• _INPUT ROWS_:
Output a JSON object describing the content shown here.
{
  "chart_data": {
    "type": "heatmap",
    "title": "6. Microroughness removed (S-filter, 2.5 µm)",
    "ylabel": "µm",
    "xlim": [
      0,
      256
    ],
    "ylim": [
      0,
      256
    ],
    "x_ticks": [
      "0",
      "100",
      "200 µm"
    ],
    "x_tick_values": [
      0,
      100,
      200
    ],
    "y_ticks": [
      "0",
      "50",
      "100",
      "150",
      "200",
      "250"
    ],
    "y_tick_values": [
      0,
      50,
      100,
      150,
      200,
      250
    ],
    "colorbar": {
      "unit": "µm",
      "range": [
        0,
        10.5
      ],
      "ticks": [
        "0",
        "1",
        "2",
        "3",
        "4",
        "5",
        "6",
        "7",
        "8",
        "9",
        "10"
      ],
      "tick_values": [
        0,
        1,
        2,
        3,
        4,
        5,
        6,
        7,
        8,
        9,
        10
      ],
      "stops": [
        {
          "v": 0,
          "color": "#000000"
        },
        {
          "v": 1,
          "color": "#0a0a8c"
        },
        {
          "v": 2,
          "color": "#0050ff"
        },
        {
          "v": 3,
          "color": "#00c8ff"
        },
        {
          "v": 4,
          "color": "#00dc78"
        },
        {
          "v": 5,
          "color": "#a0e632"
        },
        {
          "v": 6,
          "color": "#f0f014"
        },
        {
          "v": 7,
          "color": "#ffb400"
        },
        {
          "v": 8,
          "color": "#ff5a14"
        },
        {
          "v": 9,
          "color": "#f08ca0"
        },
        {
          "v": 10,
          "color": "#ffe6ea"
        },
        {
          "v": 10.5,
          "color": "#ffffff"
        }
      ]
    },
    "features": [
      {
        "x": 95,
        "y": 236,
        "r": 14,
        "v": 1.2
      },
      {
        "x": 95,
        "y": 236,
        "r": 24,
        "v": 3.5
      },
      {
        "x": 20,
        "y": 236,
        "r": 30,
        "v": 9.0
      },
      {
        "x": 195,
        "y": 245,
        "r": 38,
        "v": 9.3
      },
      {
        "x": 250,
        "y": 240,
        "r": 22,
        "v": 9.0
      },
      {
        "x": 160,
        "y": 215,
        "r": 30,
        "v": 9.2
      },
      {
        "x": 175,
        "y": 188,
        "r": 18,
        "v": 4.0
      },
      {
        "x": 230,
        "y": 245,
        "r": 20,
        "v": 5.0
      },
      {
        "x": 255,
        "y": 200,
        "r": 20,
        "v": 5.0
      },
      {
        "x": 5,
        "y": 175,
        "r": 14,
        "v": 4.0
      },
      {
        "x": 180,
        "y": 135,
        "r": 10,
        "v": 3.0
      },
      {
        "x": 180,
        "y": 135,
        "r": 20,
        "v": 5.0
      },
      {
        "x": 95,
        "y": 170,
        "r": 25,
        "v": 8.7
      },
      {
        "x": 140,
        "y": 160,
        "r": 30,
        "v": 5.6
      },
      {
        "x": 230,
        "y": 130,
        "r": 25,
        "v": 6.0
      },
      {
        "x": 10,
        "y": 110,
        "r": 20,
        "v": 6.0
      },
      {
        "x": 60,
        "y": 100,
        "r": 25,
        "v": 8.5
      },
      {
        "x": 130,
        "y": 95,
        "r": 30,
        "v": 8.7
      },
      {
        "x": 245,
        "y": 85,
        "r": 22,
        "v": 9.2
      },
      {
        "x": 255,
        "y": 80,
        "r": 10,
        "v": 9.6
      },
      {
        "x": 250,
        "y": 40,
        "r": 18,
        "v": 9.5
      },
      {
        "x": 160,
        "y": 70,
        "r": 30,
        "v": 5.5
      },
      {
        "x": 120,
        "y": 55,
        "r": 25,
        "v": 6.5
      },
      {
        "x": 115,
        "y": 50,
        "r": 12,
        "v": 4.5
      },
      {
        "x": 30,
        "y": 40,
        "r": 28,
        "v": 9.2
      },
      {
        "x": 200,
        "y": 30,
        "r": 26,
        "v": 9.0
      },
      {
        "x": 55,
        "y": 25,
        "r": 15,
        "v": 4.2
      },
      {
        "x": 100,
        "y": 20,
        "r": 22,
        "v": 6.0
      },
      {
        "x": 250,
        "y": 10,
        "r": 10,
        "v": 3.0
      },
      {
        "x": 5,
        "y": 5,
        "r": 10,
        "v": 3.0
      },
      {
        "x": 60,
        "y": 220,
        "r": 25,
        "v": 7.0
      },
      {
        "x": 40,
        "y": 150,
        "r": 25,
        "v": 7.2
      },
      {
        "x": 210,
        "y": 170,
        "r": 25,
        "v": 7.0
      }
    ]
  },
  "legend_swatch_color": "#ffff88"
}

• _TASK_: Extract every line above exactly as it stands.

• _RESULT FOR THIS EXERCISE_:
Output a JSON object describing the content shown here.
{
  "chart_data": {
    "type": "heatmap",
    "title": "6. Microroughness removed (S-filter, 2.5 µm)",
    "ylabel": "µm",
    "xlim": [
      0,
      256
    ],
    "ylim": [
      0,
      256
    ],
    "x_ticks": [
      "0",
      "100",
      "200 µm"
    ],
    "x_tick_values": [
      0,
      100,
      200
    ],
    "y_ticks": [
      "0",
      "50",
      "100",
      "150",
      "200",
      "250"
    ],
    "y_tick_values": [
      0,
      50,
      100,
      150,
      200,
      250
    ],
    "colorbar": {
      "unit": "µm",
      "range": [
        0,
        10.5
      ],
      "ticks": [
        "0",
        "1",
        "2",
        "3",
        "4",
        "5",
        "6",
        "7",
        "8",
        "9",
        "10"
      ],
      "tick_values": [
        0,
        1,
        2,
        3,
        4,
        5,
        6,
        7,
        8,
        9,
        10
      ],
      "stops": [
        {
          "v": 0,
          "color": "#000000"
        },
        {
          "v": 1,
          "color": "#0a0a8c"
        },
        {
          "v": 2,
          "color": "#0050ff"
        },
        {
          "v": 3,
          "color": "#00c8ff"
        },
        {
          "v": 4,
          "color": "#00dc78"
        },
        {
          "v": 5,
          "color": "#a0e632"
        },
        {
          "v": 6,
          "color": "#f0f014"
        },
        {
          "v": 7,
          "color": "#ffb400"
        },
        {
          "v": 8,
          "color": "#ff5a14"
        },
        {
          "v": 9,
          "color": "#f08ca0"
        },
        {
          "v": 10,
          "color": "#ffe6ea"
        },
        {
          "v": 10.5,
          "color": "#ffffff"
        }
      ]
    },
    "features": [
      {
        "x": 95,
        "y": 236,
        "r": 14,
        "v": 1.2
      },
      {
        "x": 95,
        "y": 236,
        "r": 24,
        "v": 3.5
      },
      {
        "x": 20,
        "y": 236,
        "r": 30,
        "v": 9.0
      },
      {
        "x": 195,
        "y": 245,
        "r": 38,
        "v": 9.3
      },
      {
        "x": 250,
        "y": 240,
        "r": 22,
        "v": 9.0
      },
      {
        "x": 160,
        "y": 215,
        "r": 30,
        "v": 9.2
      },
      {
        "x": 175,
        "y": 188,
        "r": 18,
        "v": 4.0
      },
      {
        "x": 230,
        "y": 245,
        "r": 20,
        "v": 5.0
      },
      {
        "x": 255,
        "y": 200,
        "r": 20,
        "v": 5.0
      },
      {
        "x": 5,
        "y": 175,
        "r": 14,
        "v": 4.0
      },
      {
        "x": 180,
        "y": 135,
        "r": 10,
        "v": 3.0
      },
      {
        "x": 180,
        "y": 135,
        "r": 20,
        "v": 5.0
      },
      {
        "x": 95,
        "y": 170,
        "r": 25,
        "v": 8.7
      },
      {
        "x": 140,
        "y": 160,
        "r": 30,
        "v": 5.6
      },
      {
        "x": 230,
        "y": 130,
        "r": 25,
        "v": 6.0
      },
      {
        "x": 10,
        "y": 110,
        "r": 20,
        "v": 6.0
      },
      {
        "x": 60,
        "y": 100,
        "r": 25,
        "v": 8.5
      },
      {
        "x": 130,
        "y": 95,
        "r": 30,
        "v": 8.7
      },
      {
        "x": 245,
        "y": 85,
        "r": 22,
        "v": 9.2
      },
      {
        "x": 255,
        "y": 80,
        "r": 10,
        "v": 9.6
      },
      {
        "x": 250,
        "y": 40,
        "r": 18,
        "v": 9.5
      },
      {
        "x": 160,
        "y": 70,
        "r": 30,
        "v": 5.5
      },
      {
        "x": 120,
        "y": 55,
        "r": 25,
        "v": 6.5
      },
      {
        "x": 115,
        "y": 50,
        "r": 12,
        "v": 4.5
      },
      {
        "x": 30,
        "y": 40,
        "r": 28,
        "v": 9.2
      },
      {
        "x": 200,
        "y": 30,
        "r": 26,
        "v": 9.0
      },
      {
        "x": 55,
        "y": 25,
        "r": 15,
        "v": 4.2
      },
      {
        "x": 100,
        "y": 20,
        "r": 22,
        "v": 6.0
      },
      {
        "x": 250,
        "y": 10,
        "r": 10,
        "v": 3.0
      },
      {
        "x": 5,
        "y": 5,
        "r": 10,
        "v": 3.0
      },
      {
        "x": 60,
        "y": 220,
        "r": 25,
        "v": 7.0
      },
      {
        "x": 40,
        "y": 150,
        "r": 25,
        "v": 7.2
      },
      {
        "x": 210,
        "y": 170,
        "r": 25,
        "v": 7.0
      }
    ]
  },
  "legend_swatch_color": "#ffff88"
}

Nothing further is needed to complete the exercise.